### [What needs to be done]
Pick up the Corporate Parenting Committee minutes below after their last sentence, and write the next part of the meeting record.

Agenda and minutes

Corporate Parenting Committee - Tuesday, 15th January, 2019 7.00 pm

Venue: Committee Room 1, Civic Offices, New Road, Grays, Essex, RM17 6SL. View directions

Contact: Wendy Le, Democratic Services Officer  Email:

No. Item


Minutes pdf icon PDF 74 KB

To approve as a correct record the minutes of the Corporate Parenting Committeemeeting held on 5 September 2018.



The minutes of the Corporate Parenting Committee held on 5 September 2018 were approved as a true and correct record.


Items of Urgent Business

To receive additional items that the Chair is of the opinion should be considered as a matter of urgency, in accordance with Section 100B (4) (b) of the Local Government Act 1972.


There were no items of urgent business.


Declaration of Interests


There were no declarations of interest.


Children in Care Council Update pdf icon PDF 48 KB


The Thurrock Open Door Representative informed the Committee of the resignation of the Children in Care Council’s (CICC) Chairperson, Joseph Kaley. Since then two new joint Chairpersons had been elected – Billie-Jo King and Kerry King.


A paper update of the CICC was provided to the Committee and the Thurrock Open Door Representative invited questions and comments from the Committee. There were no questions or comments as the Committee was satisfied with the update.

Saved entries
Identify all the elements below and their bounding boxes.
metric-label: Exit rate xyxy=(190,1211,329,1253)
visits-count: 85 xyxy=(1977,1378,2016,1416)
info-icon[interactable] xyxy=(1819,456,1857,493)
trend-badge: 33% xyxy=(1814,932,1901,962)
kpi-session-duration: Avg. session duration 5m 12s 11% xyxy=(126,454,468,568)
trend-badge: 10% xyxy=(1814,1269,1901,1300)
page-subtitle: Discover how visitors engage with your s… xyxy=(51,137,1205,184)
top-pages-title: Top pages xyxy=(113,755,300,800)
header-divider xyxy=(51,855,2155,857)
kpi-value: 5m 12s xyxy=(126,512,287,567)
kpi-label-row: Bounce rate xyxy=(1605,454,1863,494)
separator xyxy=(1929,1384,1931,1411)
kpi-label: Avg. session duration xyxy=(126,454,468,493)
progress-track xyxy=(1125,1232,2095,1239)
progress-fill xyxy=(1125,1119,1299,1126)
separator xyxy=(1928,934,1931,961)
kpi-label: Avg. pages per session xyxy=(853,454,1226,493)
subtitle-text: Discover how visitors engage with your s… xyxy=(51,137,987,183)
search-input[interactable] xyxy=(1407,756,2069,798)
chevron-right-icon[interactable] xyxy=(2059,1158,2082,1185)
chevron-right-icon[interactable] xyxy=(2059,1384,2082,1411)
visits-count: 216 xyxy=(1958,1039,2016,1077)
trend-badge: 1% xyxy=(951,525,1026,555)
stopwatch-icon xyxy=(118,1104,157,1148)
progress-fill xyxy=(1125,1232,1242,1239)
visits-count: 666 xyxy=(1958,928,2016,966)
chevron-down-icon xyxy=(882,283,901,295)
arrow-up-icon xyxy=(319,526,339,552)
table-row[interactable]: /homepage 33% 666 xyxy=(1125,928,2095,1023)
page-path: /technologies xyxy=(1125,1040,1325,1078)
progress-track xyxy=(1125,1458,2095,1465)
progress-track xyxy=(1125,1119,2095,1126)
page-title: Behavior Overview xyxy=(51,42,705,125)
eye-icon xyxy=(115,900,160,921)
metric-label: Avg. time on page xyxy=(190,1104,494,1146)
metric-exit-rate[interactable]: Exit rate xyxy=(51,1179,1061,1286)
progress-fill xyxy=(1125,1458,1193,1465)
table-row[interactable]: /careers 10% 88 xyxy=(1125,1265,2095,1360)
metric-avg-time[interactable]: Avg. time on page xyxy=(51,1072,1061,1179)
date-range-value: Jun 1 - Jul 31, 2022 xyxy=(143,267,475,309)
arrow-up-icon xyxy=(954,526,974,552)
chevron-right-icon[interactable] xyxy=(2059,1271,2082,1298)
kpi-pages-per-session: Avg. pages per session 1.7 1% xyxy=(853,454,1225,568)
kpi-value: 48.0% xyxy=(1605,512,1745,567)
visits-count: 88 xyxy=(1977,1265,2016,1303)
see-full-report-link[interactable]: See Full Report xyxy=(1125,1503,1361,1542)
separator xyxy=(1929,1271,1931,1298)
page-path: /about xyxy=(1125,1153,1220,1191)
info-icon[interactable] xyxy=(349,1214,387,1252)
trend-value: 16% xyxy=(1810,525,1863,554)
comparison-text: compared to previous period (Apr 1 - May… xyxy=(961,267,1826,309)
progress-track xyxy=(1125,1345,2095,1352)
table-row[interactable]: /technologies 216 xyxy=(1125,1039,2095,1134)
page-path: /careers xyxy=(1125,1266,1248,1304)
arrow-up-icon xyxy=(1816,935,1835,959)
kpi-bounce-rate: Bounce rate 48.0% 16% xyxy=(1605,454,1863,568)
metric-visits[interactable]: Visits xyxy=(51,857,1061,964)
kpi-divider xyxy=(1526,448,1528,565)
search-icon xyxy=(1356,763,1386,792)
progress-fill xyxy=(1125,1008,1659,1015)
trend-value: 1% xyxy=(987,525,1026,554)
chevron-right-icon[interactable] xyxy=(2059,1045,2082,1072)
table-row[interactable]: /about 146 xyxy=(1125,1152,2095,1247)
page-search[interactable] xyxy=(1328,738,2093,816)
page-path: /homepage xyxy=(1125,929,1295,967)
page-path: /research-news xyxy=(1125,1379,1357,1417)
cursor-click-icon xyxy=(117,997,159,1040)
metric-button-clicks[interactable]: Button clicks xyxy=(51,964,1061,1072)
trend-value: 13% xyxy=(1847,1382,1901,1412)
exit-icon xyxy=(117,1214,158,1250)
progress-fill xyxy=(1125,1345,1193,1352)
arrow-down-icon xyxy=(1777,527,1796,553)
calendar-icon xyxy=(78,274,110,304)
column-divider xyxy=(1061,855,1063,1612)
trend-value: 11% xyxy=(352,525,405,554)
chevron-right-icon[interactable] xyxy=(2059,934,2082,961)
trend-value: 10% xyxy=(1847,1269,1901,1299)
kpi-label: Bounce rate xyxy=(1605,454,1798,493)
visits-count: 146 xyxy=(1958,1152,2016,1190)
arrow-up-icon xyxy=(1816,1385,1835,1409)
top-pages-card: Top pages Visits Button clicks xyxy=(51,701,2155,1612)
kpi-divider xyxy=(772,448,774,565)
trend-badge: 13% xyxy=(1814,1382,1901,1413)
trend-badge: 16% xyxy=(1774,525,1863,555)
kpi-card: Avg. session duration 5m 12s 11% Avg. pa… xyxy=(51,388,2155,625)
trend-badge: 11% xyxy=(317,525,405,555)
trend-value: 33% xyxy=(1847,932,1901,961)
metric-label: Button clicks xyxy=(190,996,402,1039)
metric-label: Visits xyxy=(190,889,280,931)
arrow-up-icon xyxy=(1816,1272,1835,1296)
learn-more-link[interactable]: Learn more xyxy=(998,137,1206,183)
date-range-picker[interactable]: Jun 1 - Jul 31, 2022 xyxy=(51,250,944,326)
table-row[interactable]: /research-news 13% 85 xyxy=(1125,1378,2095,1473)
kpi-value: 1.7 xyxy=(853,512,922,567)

### [Output of the task]
Looked After Children Health Report pdf icon PDF 60 KB

Additional documents:


Presented by the Designated Nurse for Looked After Children (LAC), the report recommended that an update regarding the health of LAC remain a standing item on the agenda. This was due to the low returns in March 2018. The Headteacher for Virtual School suggested meeting with the Designated Nurse for LAC as there were LAC within the virtual school. The teams had been working together on the Education and Health Care Plan. The Designated Nurse for LAC had also provided the Committee with a sample of the sleep pack and clothing pack that were given to Unaccompanied Asylum Seeking Children (UASC) who did not usually have clean clothing upon arrival and often struggled to sleep.


On the percentage of children placed in care outside of Thurrock, Councillor Abbas expressed concern and questioned if this was the reason why the service was unable to meet targets. Explaining that the service worked together with nurses outside of Thurrock, the Designated Nurse for LAC went on to say they strived to achieve the same targets. However, compiling paperwork together took a while which caused delays. Overall, the service had improved on its target and was dramatically higher than a year ago. Adding on, the Strategic Lead of LAC said the delay also arose from acquiring consent to complete the required paperwork. The service was working with social workers on the consent form.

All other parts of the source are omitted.